__Given exercise__. Look below. Copy each line that has "Deleted" in it.

[Items from a dataset]
:::
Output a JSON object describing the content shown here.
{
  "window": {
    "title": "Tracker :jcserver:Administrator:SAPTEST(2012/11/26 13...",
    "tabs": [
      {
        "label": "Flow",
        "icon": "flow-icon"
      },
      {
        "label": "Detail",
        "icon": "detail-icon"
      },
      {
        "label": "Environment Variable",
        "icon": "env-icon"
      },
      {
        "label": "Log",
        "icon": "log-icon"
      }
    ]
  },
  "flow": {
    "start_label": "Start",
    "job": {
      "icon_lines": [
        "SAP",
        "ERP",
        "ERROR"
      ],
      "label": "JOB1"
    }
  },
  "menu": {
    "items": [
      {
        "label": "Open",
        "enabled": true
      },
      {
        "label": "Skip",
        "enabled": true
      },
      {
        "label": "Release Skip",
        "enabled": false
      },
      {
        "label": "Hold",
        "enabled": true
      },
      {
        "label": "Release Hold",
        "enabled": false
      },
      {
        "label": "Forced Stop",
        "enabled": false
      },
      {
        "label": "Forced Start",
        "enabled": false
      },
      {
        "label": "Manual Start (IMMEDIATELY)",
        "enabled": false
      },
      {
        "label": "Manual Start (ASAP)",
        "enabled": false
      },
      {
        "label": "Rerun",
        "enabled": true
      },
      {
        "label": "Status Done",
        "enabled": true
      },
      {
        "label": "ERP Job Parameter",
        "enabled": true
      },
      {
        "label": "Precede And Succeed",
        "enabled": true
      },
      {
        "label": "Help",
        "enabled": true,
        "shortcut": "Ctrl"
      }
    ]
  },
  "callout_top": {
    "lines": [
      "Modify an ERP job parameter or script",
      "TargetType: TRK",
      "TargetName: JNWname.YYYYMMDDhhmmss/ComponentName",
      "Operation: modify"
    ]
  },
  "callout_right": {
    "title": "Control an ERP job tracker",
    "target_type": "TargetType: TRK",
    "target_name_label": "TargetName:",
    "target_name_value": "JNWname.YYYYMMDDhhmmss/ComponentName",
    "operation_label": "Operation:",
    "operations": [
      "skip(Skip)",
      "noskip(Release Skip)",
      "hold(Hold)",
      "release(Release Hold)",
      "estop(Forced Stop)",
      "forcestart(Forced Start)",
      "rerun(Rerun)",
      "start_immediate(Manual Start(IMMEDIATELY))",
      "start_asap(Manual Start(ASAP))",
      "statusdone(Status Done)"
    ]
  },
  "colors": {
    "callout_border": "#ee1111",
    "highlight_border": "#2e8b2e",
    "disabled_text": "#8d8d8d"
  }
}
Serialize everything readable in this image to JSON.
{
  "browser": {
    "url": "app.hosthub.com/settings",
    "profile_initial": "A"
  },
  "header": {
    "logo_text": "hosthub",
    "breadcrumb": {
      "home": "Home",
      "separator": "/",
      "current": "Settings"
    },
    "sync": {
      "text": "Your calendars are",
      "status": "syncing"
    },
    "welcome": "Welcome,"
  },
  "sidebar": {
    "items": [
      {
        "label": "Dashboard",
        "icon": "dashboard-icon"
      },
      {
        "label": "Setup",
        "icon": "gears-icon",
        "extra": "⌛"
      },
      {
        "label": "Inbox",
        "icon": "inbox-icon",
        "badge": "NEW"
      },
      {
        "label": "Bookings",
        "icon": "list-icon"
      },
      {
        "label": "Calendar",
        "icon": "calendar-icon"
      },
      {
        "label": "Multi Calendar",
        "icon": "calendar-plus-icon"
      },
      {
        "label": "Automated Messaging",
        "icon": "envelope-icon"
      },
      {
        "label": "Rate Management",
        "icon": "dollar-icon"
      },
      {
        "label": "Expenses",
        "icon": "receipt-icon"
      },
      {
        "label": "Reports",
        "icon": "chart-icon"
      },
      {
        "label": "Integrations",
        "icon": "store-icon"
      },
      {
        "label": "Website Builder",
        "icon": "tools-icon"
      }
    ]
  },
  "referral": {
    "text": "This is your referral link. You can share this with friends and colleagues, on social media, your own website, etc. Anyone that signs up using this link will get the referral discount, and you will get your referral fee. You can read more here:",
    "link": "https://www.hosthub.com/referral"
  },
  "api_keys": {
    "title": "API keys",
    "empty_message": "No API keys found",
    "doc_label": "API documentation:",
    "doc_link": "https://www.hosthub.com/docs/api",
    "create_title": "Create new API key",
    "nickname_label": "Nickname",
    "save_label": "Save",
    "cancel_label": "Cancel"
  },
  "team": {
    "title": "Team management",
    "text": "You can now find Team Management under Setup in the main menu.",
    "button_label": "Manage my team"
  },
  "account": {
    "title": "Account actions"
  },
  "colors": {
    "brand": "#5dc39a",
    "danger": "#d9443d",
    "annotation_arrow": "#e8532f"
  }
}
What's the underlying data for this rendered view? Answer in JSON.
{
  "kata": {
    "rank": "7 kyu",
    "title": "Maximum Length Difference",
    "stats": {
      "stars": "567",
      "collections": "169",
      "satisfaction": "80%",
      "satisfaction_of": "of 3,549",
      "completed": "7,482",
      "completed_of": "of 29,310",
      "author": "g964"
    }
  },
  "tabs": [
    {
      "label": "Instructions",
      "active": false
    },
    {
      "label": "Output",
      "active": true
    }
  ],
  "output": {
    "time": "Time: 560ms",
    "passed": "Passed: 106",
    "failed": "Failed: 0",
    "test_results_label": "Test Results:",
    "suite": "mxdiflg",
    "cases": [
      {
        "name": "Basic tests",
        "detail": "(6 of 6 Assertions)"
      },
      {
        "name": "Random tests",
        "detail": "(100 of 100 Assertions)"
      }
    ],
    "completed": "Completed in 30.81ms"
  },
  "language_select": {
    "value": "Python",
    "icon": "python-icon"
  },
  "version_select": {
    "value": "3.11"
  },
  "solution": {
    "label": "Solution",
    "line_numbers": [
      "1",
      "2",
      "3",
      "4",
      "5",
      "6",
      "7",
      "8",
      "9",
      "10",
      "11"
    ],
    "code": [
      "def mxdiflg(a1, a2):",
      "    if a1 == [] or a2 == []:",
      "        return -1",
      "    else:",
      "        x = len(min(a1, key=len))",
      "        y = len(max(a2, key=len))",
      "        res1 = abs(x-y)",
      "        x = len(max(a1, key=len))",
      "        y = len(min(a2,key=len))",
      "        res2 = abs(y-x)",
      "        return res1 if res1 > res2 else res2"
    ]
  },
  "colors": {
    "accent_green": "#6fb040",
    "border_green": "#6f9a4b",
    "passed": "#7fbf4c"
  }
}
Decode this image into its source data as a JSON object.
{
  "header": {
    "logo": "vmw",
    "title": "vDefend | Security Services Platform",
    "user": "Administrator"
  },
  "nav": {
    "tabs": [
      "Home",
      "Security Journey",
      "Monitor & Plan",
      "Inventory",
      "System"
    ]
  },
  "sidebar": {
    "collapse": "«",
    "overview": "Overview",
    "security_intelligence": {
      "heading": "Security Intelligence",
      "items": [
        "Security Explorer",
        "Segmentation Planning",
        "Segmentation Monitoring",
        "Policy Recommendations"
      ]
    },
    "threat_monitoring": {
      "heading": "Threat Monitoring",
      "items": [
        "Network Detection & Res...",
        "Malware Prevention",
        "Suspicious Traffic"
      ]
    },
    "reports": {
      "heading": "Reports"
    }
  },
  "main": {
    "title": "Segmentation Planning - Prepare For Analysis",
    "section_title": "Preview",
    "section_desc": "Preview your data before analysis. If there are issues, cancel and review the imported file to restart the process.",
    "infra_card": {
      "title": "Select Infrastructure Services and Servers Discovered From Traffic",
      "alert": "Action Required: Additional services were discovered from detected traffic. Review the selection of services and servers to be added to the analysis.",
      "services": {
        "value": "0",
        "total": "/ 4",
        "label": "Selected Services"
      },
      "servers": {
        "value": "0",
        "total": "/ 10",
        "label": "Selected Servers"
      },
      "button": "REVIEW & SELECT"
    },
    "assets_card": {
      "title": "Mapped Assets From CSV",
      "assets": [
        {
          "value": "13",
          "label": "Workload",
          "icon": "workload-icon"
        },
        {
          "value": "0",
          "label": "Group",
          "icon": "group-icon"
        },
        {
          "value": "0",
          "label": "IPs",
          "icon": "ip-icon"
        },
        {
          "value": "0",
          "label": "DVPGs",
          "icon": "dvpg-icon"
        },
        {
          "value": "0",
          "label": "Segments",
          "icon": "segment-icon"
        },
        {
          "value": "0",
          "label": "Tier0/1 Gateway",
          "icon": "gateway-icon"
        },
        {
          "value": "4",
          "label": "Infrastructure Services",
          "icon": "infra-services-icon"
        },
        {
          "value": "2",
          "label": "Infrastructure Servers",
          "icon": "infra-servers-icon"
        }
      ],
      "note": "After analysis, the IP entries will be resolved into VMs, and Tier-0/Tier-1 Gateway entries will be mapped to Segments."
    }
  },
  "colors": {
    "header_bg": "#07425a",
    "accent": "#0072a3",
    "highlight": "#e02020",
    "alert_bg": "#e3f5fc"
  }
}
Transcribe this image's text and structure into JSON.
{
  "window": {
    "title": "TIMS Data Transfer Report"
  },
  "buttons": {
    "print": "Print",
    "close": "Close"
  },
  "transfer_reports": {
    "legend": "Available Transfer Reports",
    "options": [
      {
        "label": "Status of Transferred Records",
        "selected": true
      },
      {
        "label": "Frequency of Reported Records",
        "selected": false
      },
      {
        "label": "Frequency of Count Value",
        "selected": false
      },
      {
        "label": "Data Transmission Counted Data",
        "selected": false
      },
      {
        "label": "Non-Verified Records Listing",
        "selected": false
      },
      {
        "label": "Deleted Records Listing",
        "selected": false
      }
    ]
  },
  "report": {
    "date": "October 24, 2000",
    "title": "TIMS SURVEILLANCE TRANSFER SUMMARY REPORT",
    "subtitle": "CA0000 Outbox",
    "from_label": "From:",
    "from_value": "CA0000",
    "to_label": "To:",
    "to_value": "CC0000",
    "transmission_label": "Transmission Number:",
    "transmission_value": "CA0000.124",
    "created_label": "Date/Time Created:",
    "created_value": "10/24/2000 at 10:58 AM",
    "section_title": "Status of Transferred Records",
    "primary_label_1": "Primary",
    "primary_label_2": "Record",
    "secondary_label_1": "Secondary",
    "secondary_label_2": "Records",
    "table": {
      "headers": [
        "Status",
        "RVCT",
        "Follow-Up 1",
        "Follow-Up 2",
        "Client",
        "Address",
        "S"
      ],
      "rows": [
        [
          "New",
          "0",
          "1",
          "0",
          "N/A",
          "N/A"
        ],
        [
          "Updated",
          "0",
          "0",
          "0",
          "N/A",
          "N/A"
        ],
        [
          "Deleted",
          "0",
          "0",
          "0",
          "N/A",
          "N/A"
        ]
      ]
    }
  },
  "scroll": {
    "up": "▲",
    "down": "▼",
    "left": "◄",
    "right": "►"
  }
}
:::
__Output of the task__.
        "label": "Deleted Records Listing",
          "Deleted",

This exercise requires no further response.